Leave every picture out and write out the records below exactly.

= = = = =

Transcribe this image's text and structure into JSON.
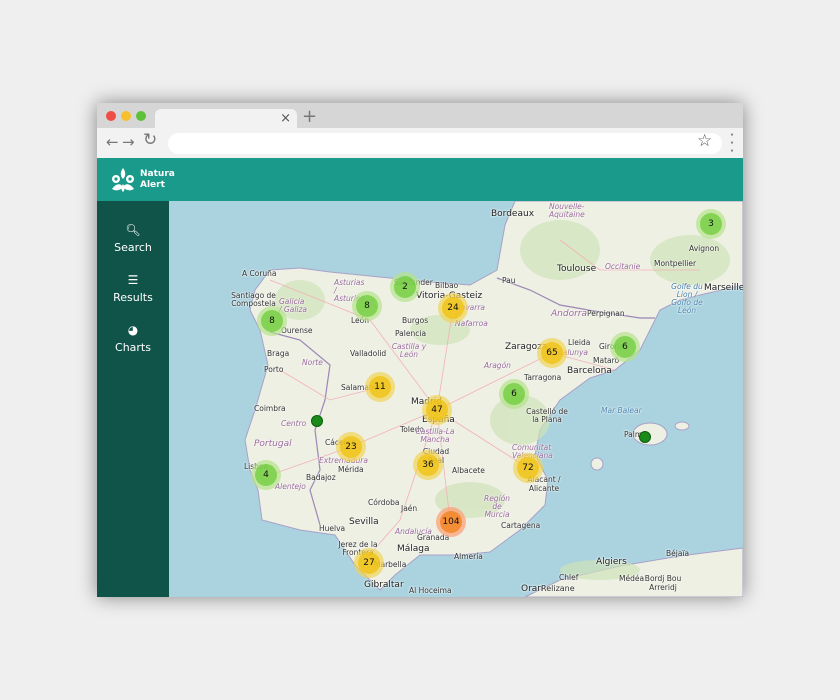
{
  "browser": {
    "tab_close": "×",
    "new_tab": "+",
    "back": "←",
    "forward": "→",
    "reload": "↻",
    "url": "",
    "star_icon": "☆",
    "menu_icon": "⋮"
  },
  "app": {
    "brand_line1": "Natura",
    "brand_line2": "Alert",
    "header_color": "#1a9a8a",
    "sidebar_color": "#0f5349"
  },
  "sidebar": {
    "items": [
      {
        "label": "Search",
        "icon": "search-icon"
      },
      {
        "label": "Results",
        "icon": "list-icon"
      },
      {
        "label": "Charts",
        "icon": "pie-chart-icon"
      }
    ]
  },
  "map": {
    "labels": [
      "Bordeaux",
      "Nouvelle-Aquitaine",
      "Toulouse",
      "Occitanie",
      "Montpellier",
      "Avignon",
      "Marseille",
      "Pau",
      "Perpignan",
      "Andorra",
      "A Coruña",
      "Santiago de Compostela",
      "Galicia / Galiza",
      "Ourense",
      "Asturias / Asturies",
      "Santander",
      "Bilbao",
      "Vitoria-Gasteiz",
      "Navarra / Nafarroa",
      "León",
      "Burgos",
      "Palencia",
      "Valladolid",
      "Castilla y León",
      "Zaragoza",
      "Lleida",
      "Catalunya",
      "Girona",
      "Mataró",
      "Barcelona",
      "Tarragona",
      "Aragón",
      "Braga",
      "Norte",
      "Porto",
      "Salamanca",
      "Madrid",
      "España",
      "Coimbra",
      "Centro",
      "Toledo",
      "Castilla-La Mancha",
      "Castelló de la Plana",
      "Mar Balear",
      "Palma",
      "Portugal",
      "Cáceres",
      "Extremadura",
      "Ciudad Real",
      "Mérida",
      "Badajoz",
      "Albacete",
      "Comunitat Valenciana",
      "Alacant / Alicante",
      "Lisboa",
      "Alentejo",
      "Córdoba",
      "Jaén",
      "Región de Murcia",
      "Sevilla",
      "Huelva",
      "Andalucía",
      "Granada",
      "Cartagena",
      "Jerez de la Frontera",
      "Málaga",
      "Almería",
      "Marbella",
      "Gibraltar",
      "Al Hoceima",
      "Oran",
      "Algiers",
      "Béjaïa",
      "Médéa",
      "Chlef",
      "Bordj Bou Arreridj",
      "Relizane",
      "Golfe du Lion / Golfo de León"
    ],
    "clusters": [
      {
        "count": "3",
        "level": "small"
      },
      {
        "count": "2",
        "level": "small"
      },
      {
        "count": "8",
        "level": "small"
      },
      {
        "count": "24",
        "level": "medium"
      },
      {
        "count": "8",
        "level": "small"
      },
      {
        "count": "65",
        "level": "medium"
      },
      {
        "count": "6",
        "level": "small"
      },
      {
        "count": "11",
        "level": "medium"
      },
      {
        "count": "6",
        "level": "small"
      },
      {
        "count": "47",
        "level": "medium"
      },
      {
        "count": "23",
        "level": "medium"
      },
      {
        "count": "36",
        "level": "medium"
      },
      {
        "count": "72",
        "level": "medium"
      },
      {
        "count": "4",
        "level": "small"
      },
      {
        "count": "104",
        "level": "large"
      },
      {
        "count": "27",
        "level": "medium"
      }
    ],
    "single_markers": 2,
    "colors": {
      "small_outer": "rgba(181,226,140,0.7)",
      "small_inner": "rgba(110,204,57,0.75)",
      "medium_outer": "rgba(241,211,87,0.7)",
      "medium_inner": "rgba(240,194,12,0.75)",
      "large_outer": "rgba(253,156,115,0.7)",
      "large_inner": "rgba(241,128,23,0.75)",
      "marker": "#1a8a1a",
      "sea": "#aad3df",
      "land": "#eef0e4"
    }
  }
}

= = = = =

- COMPLETED EXERCISE:
Transcribe this image's text and structure into JSON.
{
  "browser": {
    "tab_close": "×",
    "new_tab": "+",
    "back": "←",
    "forward": "→",
    "reload": "↻",
    "url": "",
    "star_icon": "☆",
    "menu_icon": "⋮"
  },
  "app": {
    "brand_line1": "Natura",
    "brand_line2": "Alert",
    "header_color": "#1a9a8a",
    "sidebar_color": "#0f5349"
  },
  "sidebar": {
    "items": [
      {
        "label": "Search",
        "icon": "search-icon"
      },
      {
        "label": "Results",
        "icon": "list-icon"
      },
      {
        "label": "Charts",
        "icon": "pie-chart-icon"
      }
    ]
  },
  "map": {
    "labels": [
      "Bordeaux",
      "Nouvelle-Aquitaine",
      "Toulouse",
      "Occitanie",
      "Montpellier",
      "Avignon",
      "Marseille",
      "Pau",
      "Perpignan",
      "Andorra",
      "A Coruña",
      "Santiago de Compostela",
      "Galicia / Galiza",
      "Ourense",
      "Asturias / Asturies",
      "Santander",
      "Bilbao",
      "Vitoria-Gasteiz",
      "Navarra / Nafarroa",
      "León",
      "Burgos",
      "Palencia",
      "Valladolid",
      "Castilla y León",
      "Zaragoza",
      "Lleida",
      "Catalunya",
      "Girona",
      "Mataró",
      "Barcelona",
      "Tarragona",
      "Aragón",
      "Braga",
      "Norte",
      "Porto",
      "Salamanca",
      "Madrid",
      "España",
      "Coimbra",
      "Centro",
      "Toledo",
      "Castilla-La Mancha",
      "Castelló de la Plana",
      "Mar Balear",
      "Palma",
      "Portugal",
      "Cáceres",
      "Extremadura",
      "Ciudad Real",
      "Mérida",
      "Badajoz",
      "Albacete",
      "Comunitat Valenciana",
      "Alacant / Alicante",
      "Lisboa",
      "Alentejo",
      "Córdoba",
      "Jaén",
      "Región de Murcia",
      "Sevilla",
      "Huelva",
      "Andalucía",
      "Granada",
      "Cartagena",
      "Jerez de la Frontera",
      "Málaga",
      "Almería",
      "Marbella",
      "Gibraltar",
      "Al Hoceima",
      "Oran",
      "Algiers",
      "Béjaïa",
      "Médéa",
      "Chlef",
      "Bordj Bou Arreridj",
      "Relizane",
      "Golfe du Lion / Golfo de León"
    ],
    "clusters": [
      {
        "count": "3",
        "level": "small"
      },
      {
        "count": "2",
        "level": "small"
      },
      {
        "count": "8",
        "level": "small"
      },
      {
        "count": "24",
        "level": "medium"
      },
      {
        "count": "8",
        "level": "small"
      },
      {
        "count": "65",
        "level": "medium"
      },
      {
        "count": "6",
        "level": "small"
      },
      {
        "count": "11",
        "level": "medium"
      },
      {
        "count": "6",
        "level": "small"
      },
      {
        "count": "47",
        "level": "medium"
      },
      {
        "count": "23",
        "level": "medium"
      },
      {
        "count": "36",
        "level": "medium"
      },
      {
        "count": "72",
        "level": "medium"
      },
      {
        "count": "4",
        "level": "small"
      },
      {
        "count": "104",
        "level": "large"
      },
      {
        "count": "27",
        "level": "medium"
      }
    ],
    "single_markers": 2,
    "colors": {
      "small_outer": "rgba(181,226,140,0.7)",
      "small_inner": "rgba(110,204,57,0.75)",
      "medium_outer": "rgba(241,211,87,0.7)",
      "medium_inner": "rgba(240,194,12,0.75)",
      "large_outer": "rgba(253,156,115,0.7)",
      "large_inner": "rgba(241,128,23,0.75)",
      "marker": "#1a8a1a",
      "sea": "#aad3df",
      "land": "#eef0e4"
    }
  }
}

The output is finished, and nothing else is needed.